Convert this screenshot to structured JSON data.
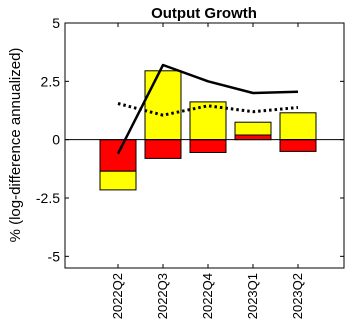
{
  "chart_data": {
    "type": "bar",
    "title": "Output Growth",
    "ylabel": "% (log-difference annualized)",
    "xlabel": "",
    "ylim": [
      -5.5,
      5
    ],
    "yticks": [
      {
        "value": 5,
        "label": "5"
      },
      {
        "value": 2.5,
        "label": "2.5"
      },
      {
        "value": 0,
        "label": "0"
      },
      {
        "value": -2.5,
        "label": "-2.5"
      },
      {
        "value": -5,
        "label": "-5"
      }
    ],
    "categories": [
      "2022Q2",
      "2022Q3",
      "2022Q4",
      "2023Q1",
      "2023Q2"
    ],
    "stacked": true,
    "series": [
      {
        "color": "#ff0000",
        "values": [
          -1.35,
          -0.8,
          -0.55,
          0.2,
          -0.5
        ]
      },
      {
        "color": "#ffff00",
        "values": [
          -0.8,
          2.95,
          1.62,
          0.55,
          1.15
        ]
      }
    ],
    "lines": [
      {
        "style": "solid",
        "color": "#000000",
        "values": [
          -0.6,
          3.2,
          2.5,
          2.0,
          2.05
        ]
      },
      {
        "style": "dotted",
        "color": "#000000",
        "values": [
          1.55,
          1.05,
          1.45,
          1.2,
          1.38
        ]
      }
    ],
    "zero_line": true,
    "grid": false,
    "legend": "none"
  }
}
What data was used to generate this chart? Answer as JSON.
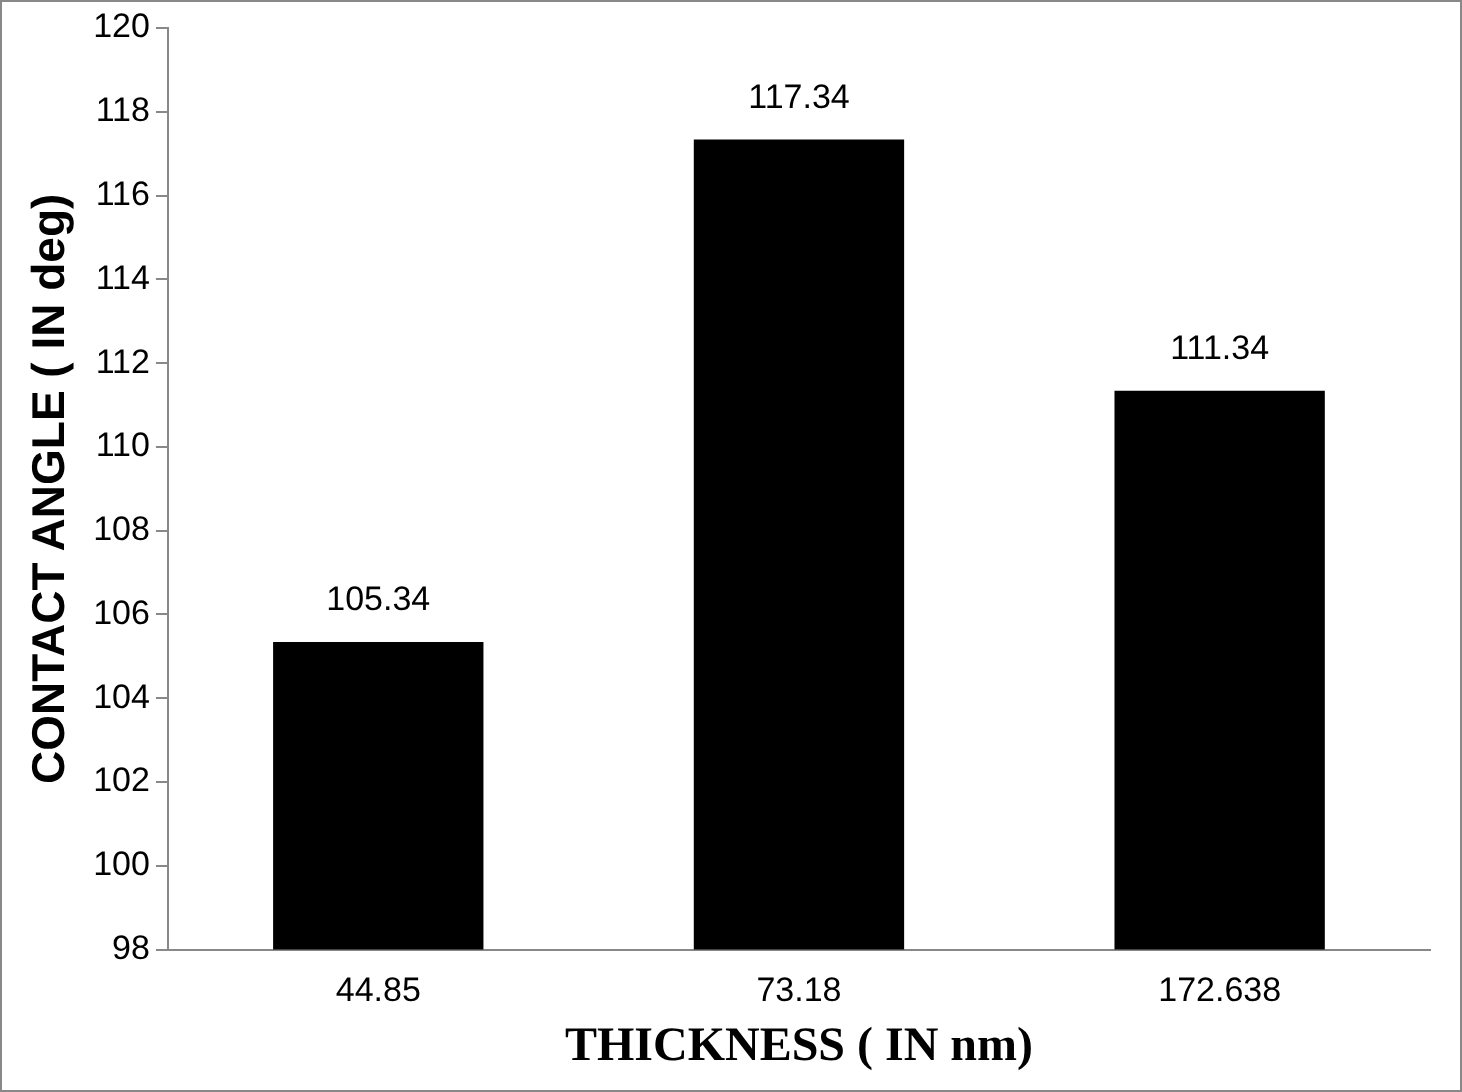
{
  "chart_data": {
    "type": "bar",
    "xlabel": "THICKNESS ( IN nm)",
    "ylabel": "CONTACT ANGLE ( IN deg)",
    "categories": [
      "44.85",
      "73.18",
      "172.638"
    ],
    "values": [
      105.34,
      117.34,
      111.34
    ],
    "color": "#000000",
    "ylim": [
      98,
      120
    ],
    "yticks": [
      98,
      100,
      102,
      104,
      106,
      108,
      110,
      112,
      114,
      116,
      118,
      120
    ],
    "grid": false,
    "legend": false,
    "data_labels": true
  }
}
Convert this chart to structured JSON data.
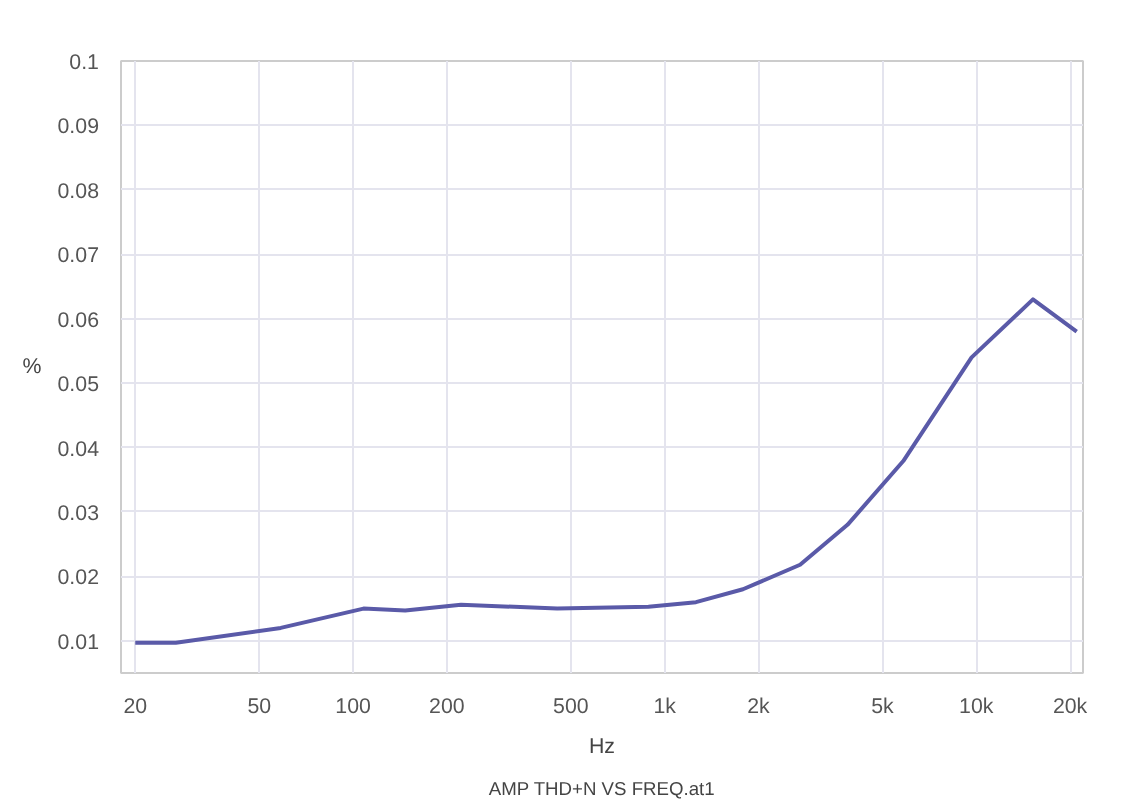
{
  "chart_data": {
    "type": "line",
    "xlabel": "Hz",
    "ylabel": "%",
    "annotations": [
      "AMP THD+N VS FREQ.at1"
    ],
    "x": [
      20,
      27,
      58.6,
      108,
      147,
      222,
      452,
      887,
      1260,
      1783,
      2720,
      3860,
      5830,
      9660,
      15200,
      21000
    ],
    "series": [
      {
        "color": "#5a5aa8",
        "values": [
          0.0097,
          0.0097,
          0.012,
          0.015,
          0.0147,
          0.0156,
          0.015,
          0.0153,
          0.016,
          0.018,
          0.0218,
          0.028,
          0.0379,
          0.054,
          0.063,
          0.058
        ]
      }
    ],
    "log": "x",
    "xlim": [
      18,
      22000
    ],
    "ylim": [
      0.005,
      0.1
    ],
    "xticks": [
      20,
      50,
      100,
      200,
      500,
      {
        "value": 1000,
        "label": "1k"
      },
      {
        "value": 2000,
        "label": "2k"
      },
      {
        "value": 5000,
        "label": "5k"
      },
      {
        "value": 10000,
        "label": "10k"
      },
      {
        "value": 20000,
        "label": "20k"
      }
    ],
    "yticks": [
      0.01,
      0.02,
      0.03,
      0.04,
      0.05,
      0.06,
      0.07,
      0.08,
      0.09,
      0.1
    ],
    "grid": true,
    "marker": "none",
    "line_style": "solid"
  }
}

◇ ◇ ◇ ◇

What you are asked to do: Return the number of lines that include the word "this", and nothing else.

Answer for the task: 3